**What you will do**
Skip the images and return the records below exactly.

**Entries**
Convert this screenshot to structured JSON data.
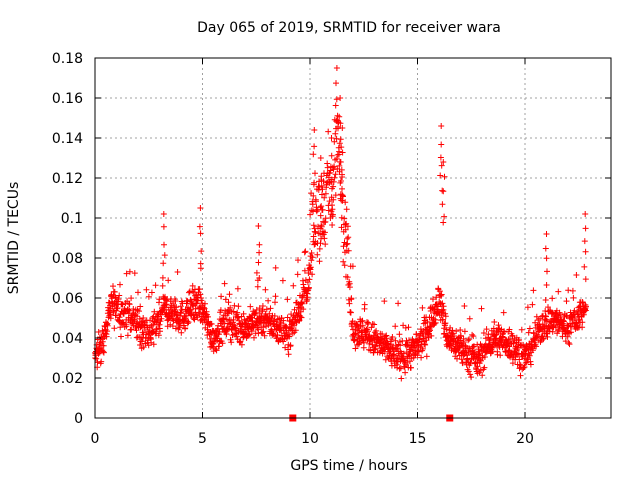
{
  "chart_data": {
    "type": "scatter",
    "title": "Day 065 of 2019, SRMTID for receiver wara",
    "xlabel": "GPS time / hours",
    "ylabel": "SRMTID / TECUs",
    "xlim": [
      0,
      24
    ],
    "ylim": [
      0,
      0.18
    ],
    "xticks": [
      0,
      5,
      10,
      15,
      20
    ],
    "yticks": [
      0,
      0.02,
      0.04,
      0.06,
      0.08,
      0.1,
      0.12,
      0.14,
      0.16,
      0.18
    ],
    "grid": true,
    "marker": "+",
    "color": "#ff0000",
    "markers_on_axis": [
      9.2,
      16.5
    ],
    "series": [
      {
        "name": "SRMTID",
        "profile": [
          [
            0.0,
            0.03
          ],
          [
            0.3,
            0.035
          ],
          [
            0.8,
            0.058
          ],
          [
            1.2,
            0.052
          ],
          [
            1.8,
            0.05
          ],
          [
            2.5,
            0.04
          ],
          [
            3.2,
            0.055
          ],
          [
            4.0,
            0.05
          ],
          [
            4.8,
            0.058
          ],
          [
            5.5,
            0.04
          ],
          [
            6.2,
            0.048
          ],
          [
            7.0,
            0.045
          ],
          [
            7.8,
            0.05
          ],
          [
            8.5,
            0.045
          ],
          [
            9.0,
            0.042
          ],
          [
            9.5,
            0.055
          ],
          [
            10.0,
            0.07
          ],
          [
            10.5,
            0.085
          ],
          [
            11.0,
            0.095
          ],
          [
            11.3,
            0.12
          ],
          [
            11.6,
            0.08
          ],
          [
            12.0,
            0.045
          ],
          [
            12.8,
            0.04
          ],
          [
            13.5,
            0.035
          ],
          [
            14.2,
            0.03
          ],
          [
            15.0,
            0.035
          ],
          [
            15.5,
            0.045
          ],
          [
            16.0,
            0.06
          ],
          [
            16.4,
            0.04
          ],
          [
            17.0,
            0.035
          ],
          [
            17.8,
            0.028
          ],
          [
            18.5,
            0.04
          ],
          [
            19.2,
            0.038
          ],
          [
            20.0,
            0.03
          ],
          [
            20.7,
            0.045
          ],
          [
            21.3,
            0.05
          ],
          [
            22.0,
            0.045
          ],
          [
            22.8,
            0.055
          ]
        ],
        "spikes": [
          [
            3.2,
            0.102
          ],
          [
            4.9,
            0.105
          ],
          [
            7.6,
            0.096
          ],
          [
            10.2,
            0.144
          ],
          [
            10.5,
            0.13
          ],
          [
            11.0,
            0.14
          ],
          [
            11.25,
            0.175
          ],
          [
            11.4,
            0.16
          ],
          [
            11.5,
            0.145
          ],
          [
            16.1,
            0.146
          ],
          [
            16.2,
            0.128
          ],
          [
            21.0,
            0.092
          ],
          [
            22.8,
            0.102
          ]
        ]
      }
    ]
  }
}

**Answer**
Convert this screenshot to structured JSON data.
{
  "chart_data": {
    "type": "scatter",
    "title": "Day 065 of 2019, SRMTID for receiver wara",
    "xlabel": "GPS time / hours",
    "ylabel": "SRMTID / TECUs",
    "xlim": [
      0,
      24
    ],
    "ylim": [
      0,
      0.18
    ],
    "xticks": [
      0,
      5,
      10,
      15,
      20
    ],
    "yticks": [
      0,
      0.02,
      0.04,
      0.06,
      0.08,
      0.1,
      0.12,
      0.14,
      0.16,
      0.18
    ],
    "grid": true,
    "marker": "+",
    "color": "#ff0000",
    "markers_on_axis": [
      9.2,
      16.5
    ],
    "series": [
      {
        "name": "SRMTID",
        "profile": [
          [
            0.0,
            0.03
          ],
          [
            0.3,
            0.035
          ],
          [
            0.8,
            0.058
          ],
          [
            1.2,
            0.052
          ],
          [
            1.8,
            0.05
          ],
          [
            2.5,
            0.04
          ],
          [
            3.2,
            0.055
          ],
          [
            4.0,
            0.05
          ],
          [
            4.8,
            0.058
          ],
          [
            5.5,
            0.04
          ],
          [
            6.2,
            0.048
          ],
          [
            7.0,
            0.045
          ],
          [
            7.8,
            0.05
          ],
          [
            8.5,
            0.045
          ],
          [
            9.0,
            0.042
          ],
          [
            9.5,
            0.055
          ],
          [
            10.0,
            0.07
          ],
          [
            10.5,
            0.085
          ],
          [
            11.0,
            0.095
          ],
          [
            11.3,
            0.12
          ],
          [
            11.6,
            0.08
          ],
          [
            12.0,
            0.045
          ],
          [
            12.8,
            0.04
          ],
          [
            13.5,
            0.035
          ],
          [
            14.2,
            0.03
          ],
          [
            15.0,
            0.035
          ],
          [
            15.5,
            0.045
          ],
          [
            16.0,
            0.06
          ],
          [
            16.4,
            0.04
          ],
          [
            17.0,
            0.035
          ],
          [
            17.8,
            0.028
          ],
          [
            18.5,
            0.04
          ],
          [
            19.2,
            0.038
          ],
          [
            20.0,
            0.03
          ],
          [
            20.7,
            0.045
          ],
          [
            21.3,
            0.05
          ],
          [
            22.0,
            0.045
          ],
          [
            22.8,
            0.055
          ]
        ],
        "spikes": [
          [
            3.2,
            0.102
          ],
          [
            4.9,
            0.105
          ],
          [
            7.6,
            0.096
          ],
          [
            10.2,
            0.144
          ],
          [
            10.5,
            0.13
          ],
          [
            11.0,
            0.14
          ],
          [
            11.25,
            0.175
          ],
          [
            11.4,
            0.16
          ],
          [
            11.5,
            0.145
          ],
          [
            16.1,
            0.146
          ],
          [
            16.2,
            0.128
          ],
          [
            21.0,
            0.092
          ],
          [
            22.8,
            0.102
          ]
        ]
      }
    ]
  }
}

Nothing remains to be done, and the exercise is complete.